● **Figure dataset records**
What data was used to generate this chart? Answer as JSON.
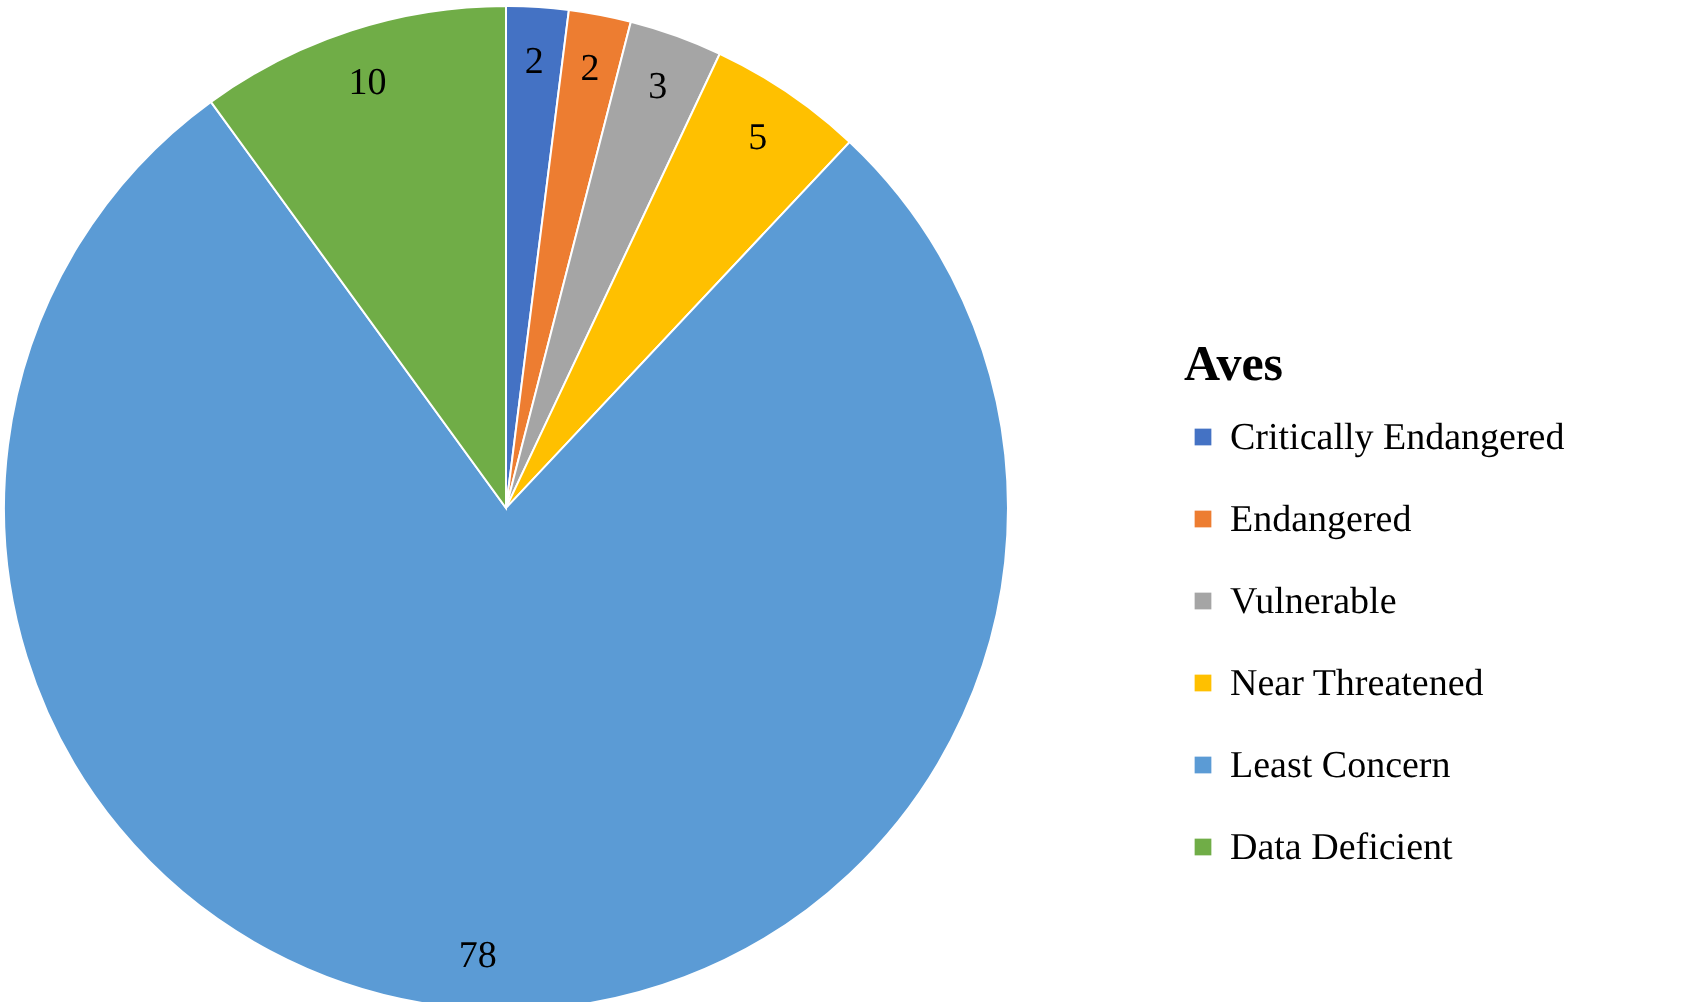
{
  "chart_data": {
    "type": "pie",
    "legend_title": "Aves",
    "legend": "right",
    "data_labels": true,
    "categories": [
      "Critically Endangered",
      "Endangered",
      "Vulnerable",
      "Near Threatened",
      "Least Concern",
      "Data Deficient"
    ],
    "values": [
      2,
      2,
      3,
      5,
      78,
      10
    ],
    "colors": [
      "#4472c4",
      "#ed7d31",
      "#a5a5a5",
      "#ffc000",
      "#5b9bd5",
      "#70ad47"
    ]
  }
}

==

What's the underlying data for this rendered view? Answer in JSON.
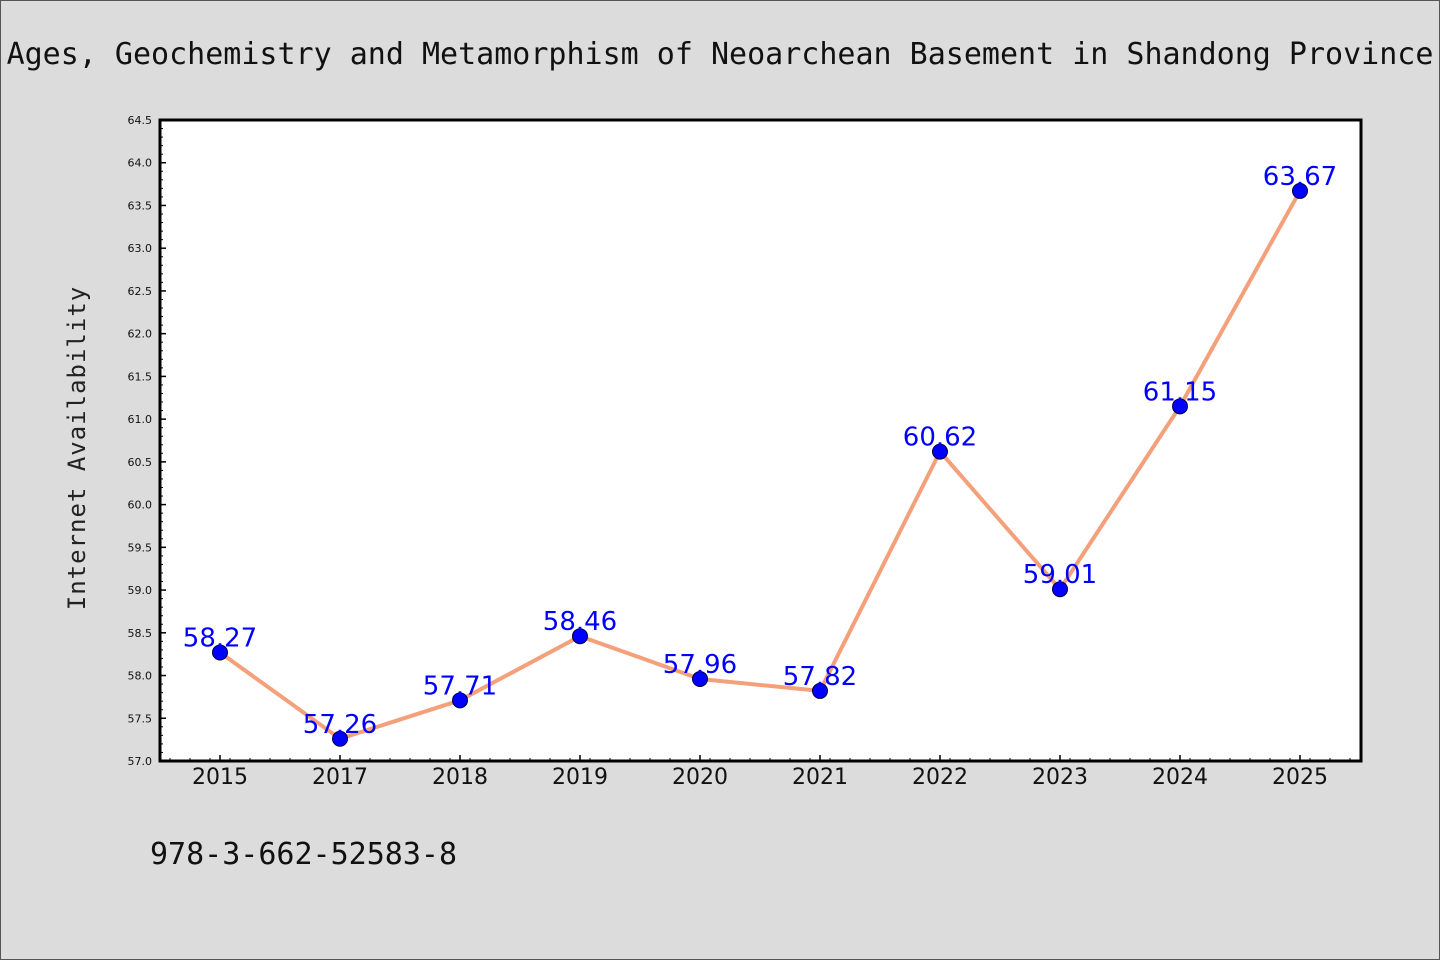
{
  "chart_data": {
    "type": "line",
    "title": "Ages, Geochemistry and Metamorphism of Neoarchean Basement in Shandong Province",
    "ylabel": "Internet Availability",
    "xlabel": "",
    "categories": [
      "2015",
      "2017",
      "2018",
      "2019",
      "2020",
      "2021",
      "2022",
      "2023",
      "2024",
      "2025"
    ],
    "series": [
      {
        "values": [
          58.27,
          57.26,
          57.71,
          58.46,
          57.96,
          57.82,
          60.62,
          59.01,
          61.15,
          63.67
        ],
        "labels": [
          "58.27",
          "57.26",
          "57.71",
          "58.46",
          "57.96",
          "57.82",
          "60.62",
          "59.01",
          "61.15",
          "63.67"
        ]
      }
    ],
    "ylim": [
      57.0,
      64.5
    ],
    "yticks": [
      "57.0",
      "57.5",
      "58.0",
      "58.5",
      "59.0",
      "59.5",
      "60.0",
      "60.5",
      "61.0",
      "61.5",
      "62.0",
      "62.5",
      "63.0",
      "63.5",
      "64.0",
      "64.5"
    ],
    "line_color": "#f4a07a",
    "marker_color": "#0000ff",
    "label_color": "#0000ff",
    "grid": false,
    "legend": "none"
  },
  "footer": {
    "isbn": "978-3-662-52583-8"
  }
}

● **Written task**
Count up the lines in the listing that hold the word "Answer", and give that number only.

● **Output of the exercise**
2